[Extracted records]
##############################

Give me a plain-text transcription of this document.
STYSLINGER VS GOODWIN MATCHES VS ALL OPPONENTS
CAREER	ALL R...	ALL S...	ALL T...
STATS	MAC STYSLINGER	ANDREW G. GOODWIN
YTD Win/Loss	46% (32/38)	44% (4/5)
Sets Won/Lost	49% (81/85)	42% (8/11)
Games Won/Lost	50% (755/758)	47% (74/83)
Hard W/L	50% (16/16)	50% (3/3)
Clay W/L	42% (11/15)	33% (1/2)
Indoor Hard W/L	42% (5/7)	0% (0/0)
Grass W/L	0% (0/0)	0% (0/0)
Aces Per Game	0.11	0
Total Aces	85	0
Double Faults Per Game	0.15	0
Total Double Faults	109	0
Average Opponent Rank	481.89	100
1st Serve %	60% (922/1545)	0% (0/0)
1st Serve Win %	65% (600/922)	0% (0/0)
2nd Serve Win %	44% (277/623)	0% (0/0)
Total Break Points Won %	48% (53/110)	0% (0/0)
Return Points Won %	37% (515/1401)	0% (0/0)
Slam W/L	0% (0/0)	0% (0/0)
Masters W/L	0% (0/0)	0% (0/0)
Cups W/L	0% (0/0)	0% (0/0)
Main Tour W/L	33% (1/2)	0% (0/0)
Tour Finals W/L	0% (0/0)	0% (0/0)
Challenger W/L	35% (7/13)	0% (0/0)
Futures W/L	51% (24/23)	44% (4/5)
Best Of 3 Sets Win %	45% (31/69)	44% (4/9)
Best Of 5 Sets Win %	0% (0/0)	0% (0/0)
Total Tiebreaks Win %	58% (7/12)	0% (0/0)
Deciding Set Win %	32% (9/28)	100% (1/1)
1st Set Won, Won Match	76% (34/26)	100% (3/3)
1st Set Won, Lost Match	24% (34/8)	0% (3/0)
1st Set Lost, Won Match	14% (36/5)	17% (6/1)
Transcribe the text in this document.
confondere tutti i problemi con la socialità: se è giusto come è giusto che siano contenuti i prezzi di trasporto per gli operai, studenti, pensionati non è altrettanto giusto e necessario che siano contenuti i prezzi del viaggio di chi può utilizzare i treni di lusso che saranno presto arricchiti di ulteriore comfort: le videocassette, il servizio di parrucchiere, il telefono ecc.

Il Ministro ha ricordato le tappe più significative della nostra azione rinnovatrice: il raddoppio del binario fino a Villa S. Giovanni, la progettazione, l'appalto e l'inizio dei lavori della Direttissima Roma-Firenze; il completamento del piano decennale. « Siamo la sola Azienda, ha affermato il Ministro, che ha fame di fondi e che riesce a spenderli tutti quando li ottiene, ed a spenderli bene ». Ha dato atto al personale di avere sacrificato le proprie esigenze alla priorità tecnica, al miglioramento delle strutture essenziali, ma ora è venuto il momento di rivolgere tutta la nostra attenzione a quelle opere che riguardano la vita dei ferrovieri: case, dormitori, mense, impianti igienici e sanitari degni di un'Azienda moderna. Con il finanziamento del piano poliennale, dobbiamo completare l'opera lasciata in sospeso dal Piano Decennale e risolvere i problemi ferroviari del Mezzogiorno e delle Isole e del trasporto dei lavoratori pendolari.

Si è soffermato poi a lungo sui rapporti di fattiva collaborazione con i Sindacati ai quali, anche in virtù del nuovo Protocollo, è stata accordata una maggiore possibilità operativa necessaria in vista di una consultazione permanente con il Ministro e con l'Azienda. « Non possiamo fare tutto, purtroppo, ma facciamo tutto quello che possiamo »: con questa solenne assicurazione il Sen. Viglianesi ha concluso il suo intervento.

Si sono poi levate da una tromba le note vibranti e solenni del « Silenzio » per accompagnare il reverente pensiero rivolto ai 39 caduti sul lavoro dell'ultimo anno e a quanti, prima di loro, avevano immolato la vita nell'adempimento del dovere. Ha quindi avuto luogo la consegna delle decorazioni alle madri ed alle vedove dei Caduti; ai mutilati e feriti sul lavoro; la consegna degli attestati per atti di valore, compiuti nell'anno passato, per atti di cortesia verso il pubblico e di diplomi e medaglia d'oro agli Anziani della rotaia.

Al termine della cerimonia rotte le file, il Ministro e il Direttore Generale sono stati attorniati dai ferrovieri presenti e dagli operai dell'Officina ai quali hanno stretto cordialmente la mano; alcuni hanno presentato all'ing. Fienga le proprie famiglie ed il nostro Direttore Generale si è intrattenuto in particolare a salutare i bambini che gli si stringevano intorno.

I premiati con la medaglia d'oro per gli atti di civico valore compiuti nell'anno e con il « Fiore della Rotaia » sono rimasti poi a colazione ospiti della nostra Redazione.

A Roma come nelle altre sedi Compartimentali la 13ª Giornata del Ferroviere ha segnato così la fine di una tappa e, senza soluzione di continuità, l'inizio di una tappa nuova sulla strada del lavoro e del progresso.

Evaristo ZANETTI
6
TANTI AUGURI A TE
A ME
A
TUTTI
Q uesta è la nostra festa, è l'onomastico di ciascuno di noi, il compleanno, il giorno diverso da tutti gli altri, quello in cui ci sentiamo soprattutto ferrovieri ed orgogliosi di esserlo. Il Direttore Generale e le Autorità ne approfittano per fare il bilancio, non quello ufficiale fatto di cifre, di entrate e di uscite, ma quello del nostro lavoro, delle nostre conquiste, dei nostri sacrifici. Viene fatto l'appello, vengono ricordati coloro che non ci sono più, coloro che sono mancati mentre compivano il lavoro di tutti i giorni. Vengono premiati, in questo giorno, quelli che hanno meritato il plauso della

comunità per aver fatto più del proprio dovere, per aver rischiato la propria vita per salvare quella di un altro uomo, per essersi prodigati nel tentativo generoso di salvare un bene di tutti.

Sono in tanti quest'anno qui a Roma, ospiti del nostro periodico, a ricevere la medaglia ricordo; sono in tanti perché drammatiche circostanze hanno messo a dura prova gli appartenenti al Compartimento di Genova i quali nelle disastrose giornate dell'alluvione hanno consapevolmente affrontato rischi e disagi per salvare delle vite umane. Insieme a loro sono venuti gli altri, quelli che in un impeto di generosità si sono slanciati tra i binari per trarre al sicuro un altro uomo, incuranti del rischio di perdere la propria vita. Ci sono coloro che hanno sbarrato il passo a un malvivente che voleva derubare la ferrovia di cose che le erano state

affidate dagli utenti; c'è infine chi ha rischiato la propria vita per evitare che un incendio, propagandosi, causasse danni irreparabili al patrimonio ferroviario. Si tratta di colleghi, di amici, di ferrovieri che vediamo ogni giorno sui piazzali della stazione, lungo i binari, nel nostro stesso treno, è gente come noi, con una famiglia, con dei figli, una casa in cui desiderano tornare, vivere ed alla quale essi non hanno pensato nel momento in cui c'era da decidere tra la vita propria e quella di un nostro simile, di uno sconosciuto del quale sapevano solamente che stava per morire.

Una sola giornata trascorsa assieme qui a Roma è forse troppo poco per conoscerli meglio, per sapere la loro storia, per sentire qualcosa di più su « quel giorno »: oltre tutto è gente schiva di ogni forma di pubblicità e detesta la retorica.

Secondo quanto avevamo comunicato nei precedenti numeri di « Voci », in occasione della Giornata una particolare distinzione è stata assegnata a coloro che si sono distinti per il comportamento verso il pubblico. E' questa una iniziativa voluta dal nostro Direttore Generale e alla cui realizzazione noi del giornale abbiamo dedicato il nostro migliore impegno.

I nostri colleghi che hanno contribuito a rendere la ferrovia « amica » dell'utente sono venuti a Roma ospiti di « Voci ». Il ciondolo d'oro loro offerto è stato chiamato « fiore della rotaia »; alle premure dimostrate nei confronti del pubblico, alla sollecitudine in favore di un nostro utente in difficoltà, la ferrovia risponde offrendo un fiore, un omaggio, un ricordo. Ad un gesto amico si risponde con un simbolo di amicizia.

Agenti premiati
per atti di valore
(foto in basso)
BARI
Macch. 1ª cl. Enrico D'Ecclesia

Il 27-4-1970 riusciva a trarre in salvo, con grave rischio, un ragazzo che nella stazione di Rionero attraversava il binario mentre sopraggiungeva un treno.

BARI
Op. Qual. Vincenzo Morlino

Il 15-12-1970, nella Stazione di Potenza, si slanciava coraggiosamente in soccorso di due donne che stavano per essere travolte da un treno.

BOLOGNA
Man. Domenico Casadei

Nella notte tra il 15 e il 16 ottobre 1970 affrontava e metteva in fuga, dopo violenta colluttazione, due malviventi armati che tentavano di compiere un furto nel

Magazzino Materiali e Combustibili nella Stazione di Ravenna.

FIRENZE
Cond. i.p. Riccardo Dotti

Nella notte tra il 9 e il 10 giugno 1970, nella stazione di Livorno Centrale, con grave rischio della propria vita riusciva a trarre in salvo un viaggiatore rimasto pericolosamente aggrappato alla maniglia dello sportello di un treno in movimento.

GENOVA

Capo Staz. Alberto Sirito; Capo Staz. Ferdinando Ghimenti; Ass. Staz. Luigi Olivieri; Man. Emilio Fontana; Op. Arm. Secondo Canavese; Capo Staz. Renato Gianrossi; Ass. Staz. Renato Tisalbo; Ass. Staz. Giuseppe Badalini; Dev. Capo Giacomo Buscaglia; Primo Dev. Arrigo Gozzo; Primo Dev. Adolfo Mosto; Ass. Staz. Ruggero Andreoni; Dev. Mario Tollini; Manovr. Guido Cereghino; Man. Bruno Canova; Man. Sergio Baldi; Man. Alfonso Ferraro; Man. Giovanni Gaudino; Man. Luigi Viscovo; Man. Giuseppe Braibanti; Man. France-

##############################

#### Job:
Of the lines in the records, how many contain the word "nostri"? Answer with the number and nothing else.

#### In response:
2